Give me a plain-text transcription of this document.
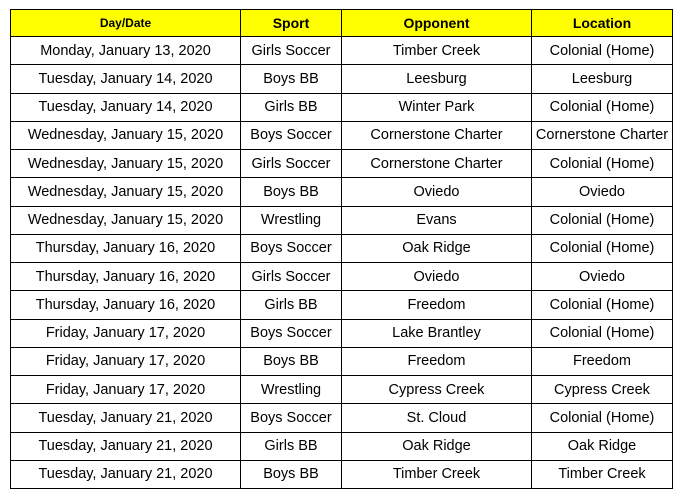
Day/Date	Sport	Opponent	Location
Monday, January 13, 2020	Girls Soccer	Timber Creek	Colonial (Home)
Tuesday, January 14, 2020	Boys BB	Leesburg	Leesburg
Tuesday, January 14, 2020	Girls BB	Winter Park	Colonial (Home)
Wednesday, January 15, 2020	Boys Soccer	Cornerstone Charter	Cornerstone Charter
Wednesday, January 15, 2020	Girls Soccer	Cornerstone Charter	Colonial (Home)
Wednesday, January 15, 2020	Boys BB	Oviedo	Oviedo
Wednesday, January 15, 2020	Wrestling	Evans	Colonial (Home)
Thursday, January 16, 2020	Boys Soccer	Oak Ridge	Colonial (Home)
Thursday, January 16, 2020	Girls Soccer	Oviedo	Oviedo
Thursday, January 16, 2020	Girls BB	Freedom	Colonial (Home)
Friday, January 17, 2020	Boys Soccer	Lake Brantley	Colonial (Home)
Friday, January 17, 2020	Boys BB	Freedom	Freedom
Friday, January 17, 2020	Wrestling	Cypress Creek	Cypress Creek
Tuesday, January 21, 2020	Boys Soccer	St. Cloud	Colonial (Home)
Tuesday, January 21, 2020	Girls BB	Oak Ridge	Oak Ridge
Tuesday, January 21, 2020	Boys BB	Timber Creek	Timber Creek
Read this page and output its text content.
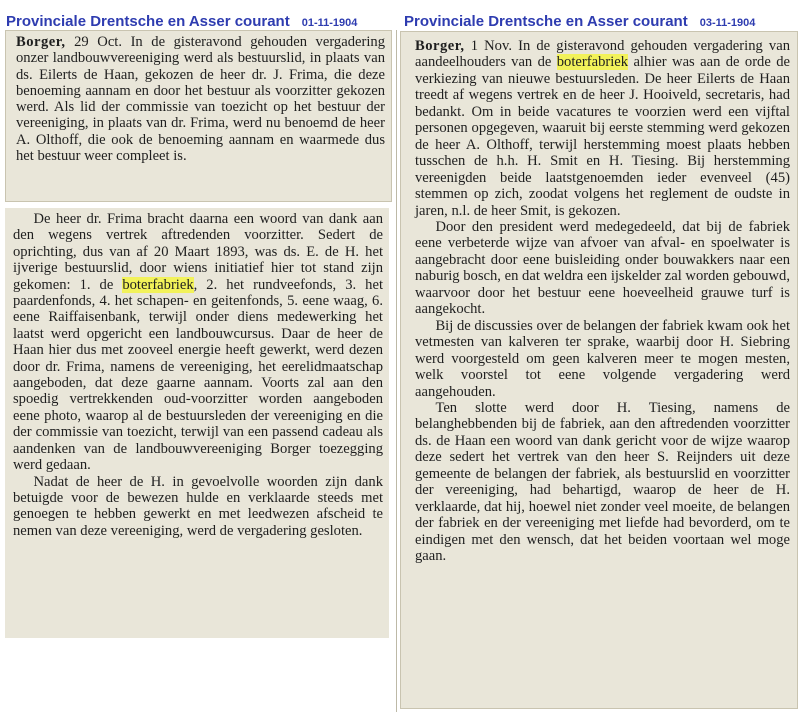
Provinciale Drentsche en Asser courant 01-11-1904	Provinciale Drentsche en Asser courant 03-11-1904

Borger, 29 Oct. In de gisteravond gehouden vergadering onzer landbouwvereeniging werd als bestuurslid, in plaats van ds. Eilerts de Haan, gekozen de heer dr. J. Frima, die deze benoeming aannam en door het bestuur als voorzitter gekozen werd. Als lid der commissie van toezicht op het bestuur der vereeniging, in plaats van dr. Frima, werd nu benoemd de heer A. Olthoff, die ook de benoeming aannam en waarmede dus het bestuur weer compleet is.

De heer dr. Frima bracht daarna een woord van dank aan den wegens vertrek aftredenden voorzitter. Sedert de oprichting, dus van af 20 Maart 1893, was ds. E. de H. het ijverige bestuurslid, door wiens initiatief hier tot stand zijn gekomen: 1. de boterfabriek, 2. het rundveefonds, 3. het paardenfonds, 4. het schapen- en geitenfonds, 5. eene waag, 6. eene Raiffaisenbank, terwijl onder diens medewerking het laatst werd opgericht een landbouwcursus. Daar de heer de Haan hier dus met zooveel energie heeft gewerkt, werd dezen door dr. Frima, namens de vereeniging, het eerelidmaatschap aangeboden, dat deze gaarne aannam. Voorts zal aan den spoedig vertrekkenden oud-voorzitter worden aangeboden eene photo, waarop al de bestuursleden der vereeniging en die der commissie van toezicht, terwijl van een passend cadeau als aandenken van de landbouwvereeniging Borger toezegging werd gedaan.

Nadat de heer de H. in gevoelvolle woorden zijn dank betuigde voor de bewezen hulde en verklaarde steeds met genoegen te hebben gewerkt en met leedwezen afscheid te nemen van deze vereeniging, werd de vergadering gesloten.

Borger, 1 Nov. In de gisteravond gehouden vergadering van aandeelhouders van de boterfabriek alhier was aan de orde de verkiezing van nieuwe bestuursleden. De heer Eilerts de Haan treedt af wegens vertrek en de heer J. Hooiveld, secretaris, had bedankt. Om in beide vacatures te voorzien werd een vijftal personen opgegeven, waaruit bij eerste stemming werd gekozen de heer A. Olthoff, terwijl herstemming moest plaats hebben tusschen de h.h. H. Smit en H. Tiesing. Bij herstemming vereenigden beide laatstgenoemden ieder evenveel (45) stemmen op zich, zoodat volgens het reglement de oudste in jaren, n.l. de heer Smit, is gekozen.

Door den president werd medegedeeld, dat bij de fabriek eene verbeterde wijze van afvoer van afval- en spoelwater is aangebracht door eene buisleiding onder bouwakkers naar een naburig bosch, en dat weldra een ijskelder zal worden gebouwd, waarvoor door het bestuur eene hoeveelheid grauwe turf is aangekocht.

Bij de discussies over de belangen der fabriek kwam ook het vetmesten van kalveren ter sprake, waarbij door H. Siebring werd voorgesteld om geen kalveren meer te mogen mesten, welk voorstel tot eene volgende vergadering werd aangehouden.

Ten slotte werd door H. Tiesing, namens de belanghebbenden bij de fabriek, aan den aftredenden voorzitter ds. de Haan een woord van dank gericht voor de wijze waarop deze sedert het vertrek van den heer S. Reijnders uit deze gemeente de belangen der fabriek, als bestuurslid en voorzitter der vereeniging, had behartigd, waarop de heer de H. verklaarde, dat hij, hoewel niet zonder veel moeite, de belangen der fabriek en der vereeniging met liefde had bevorderd, om te eindigen met den wensch, dat het beiden voortaan wel moge gaan.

• • • • •

What to work on: Leave the images out and output the remaining material exactly as it stands.

The answer:
Give me a plain-text transcription of this document.
Day/Date	Sport	Opponent	Location
Monday, January 13, 2020	Girls Soccer	Timber Creek	Colonial (Home)
Tuesday, January 14, 2020	Boys BB	Leesburg	Leesburg
Tuesday, January 14, 2020	Girls BB	Winter Park	Colonial (Home)
Wednesday, January 15, 2020	Boys Soccer	Cornerstone Charter	Cornerstone Charter
Wednesday, January 15, 2020	Girls Soccer	Cornerstone Charter	Colonial (Home)
Wednesday, January 15, 2020	Boys BB	Oviedo	Oviedo
Wednesday, January 15, 2020	Wrestling	Evans	Colonial (Home)
Thursday, January 16, 2020	Boys Soccer	Oak Ridge	Colonial (Home)
Thursday, January 16, 2020	Girls Soccer	Oviedo	Oviedo
Thursday, January 16, 2020	Girls BB	Freedom	Colonial (Home)
Friday, January 17, 2020	Boys Soccer	Lake Brantley	Colonial (Home)
Friday, January 17, 2020	Boys BB	Freedom	Freedom
Friday, January 17, 2020	Wrestling	Cypress Creek	Cypress Creek
Tuesday, January 21, 2020	Boys Soccer	St. Cloud	Colonial (Home)
Tuesday, January 21, 2020	Girls BB	Oak Ridge	Oak Ridge
Tuesday, January 21, 2020	Boys BB	Timber Creek	Timber Creek
Read this page and output its text content.
Provinciale Drentsche en Asser courant 01-11-1904	Provinciale Drentsche en Asser courant 03-11-1904

Borger, 29 Oct. In de gisteravond gehouden vergadering onzer landbouwvereeniging werd als bestuurslid, in plaats van ds. Eilerts de Haan, gekozen de heer dr. J. Frima, die deze benoeming aannam en door het bestuur als voorzitter gekozen werd. Als lid der commissie van toezicht op het bestuur der vereeniging, in plaats van dr. Frima, werd nu benoemd de heer A. Olthoff, die ook de benoeming aannam en waarmede dus het bestuur weer compleet is.

De heer dr. Frima bracht daarna een woord van dank aan den wegens vertrek aftredenden voorzitter. Sedert de oprichting, dus van af 20 Maart 1893, was ds. E. de H. het ijverige bestuurslid, door wiens initiatief hier tot stand zijn gekomen: 1. de boterfabriek, 2. het rundveefonds, 3. het paardenfonds, 4. het schapen- en geitenfonds, 5. eene waag, 6. eene Raiffaisenbank, terwijl onder diens medewerking het laatst werd opgericht een landbouwcursus. Daar de heer de Haan hier dus met zooveel energie heeft gewerkt, werd dezen door dr. Frima, namens de vereeniging, het eerelidmaatschap aangeboden, dat deze gaarne aannam. Voorts zal aan den spoedig vertrekkenden oud-voorzitter worden aangeboden eene photo, waarop al de bestuursleden der vereeniging en die der commissie van toezicht, terwijl van een passend cadeau als aandenken van de landbouwvereeniging Borger toezegging werd gedaan.

Nadat de heer de H. in gevoelvolle woorden zijn dank betuigde voor de bewezen hulde en verklaarde steeds met genoegen te hebben gewerkt en met leedwezen afscheid te nemen van deze vereeniging, werd de vergadering gesloten.

Borger, 1 Nov. In de gisteravond gehouden vergadering van aandeelhouders van de boterfabriek alhier was aan de orde de verkiezing van nieuwe bestuursleden. De heer Eilerts de Haan treedt af wegens vertrek en de heer J. Hooiveld, secretaris, had bedankt. Om in beide vacatures te voorzien werd een vijftal personen opgegeven, waaruit bij eerste stemming werd gekozen de heer A. Olthoff, terwijl herstemming moest plaats hebben tusschen de h.h. H. Smit en H. Tiesing. Bij herstemming vereenigden beide laatstgenoemden ieder evenveel (45) stemmen op zich, zoodat volgens het reglement de oudste in jaren, n.l. de heer Smit, is gekozen.

Door den president werd medegedeeld, dat bij de fabriek eene verbeterde wijze van afvoer van afval- en spoelwater is aangebracht door eene buisleiding onder bouwakkers naar een naburig bosch, en dat weldra een ijskelder zal worden gebouwd, waarvoor door het bestuur eene hoeveelheid grauwe turf is aangekocht.

Bij de discussies over de belangen der fabriek kwam ook het vetmesten van kalveren ter sprake, waarbij door H. Siebring werd voorgesteld om geen kalveren meer te mogen mesten, welk voorstel tot eene volgende vergadering werd aangehouden.

Ten slotte werd door H. Tiesing, namens de belanghebbenden bij de fabriek, aan den aftredenden voorzitter ds. de Haan een woord van dank gericht voor de wijze waarop deze sedert het vertrek van den heer S. Reijnders uit deze gemeente de belangen der fabriek, als bestuurslid en voorzitter der vereeniging, had behartigd, waarop de heer de H. verklaarde, dat hij, hoewel niet zonder veel moeite, de belangen der fabriek en der vereeniging met liefde had bevorderd, om te eindigen met den wensch, dat het beiden voortaan wel moge gaan.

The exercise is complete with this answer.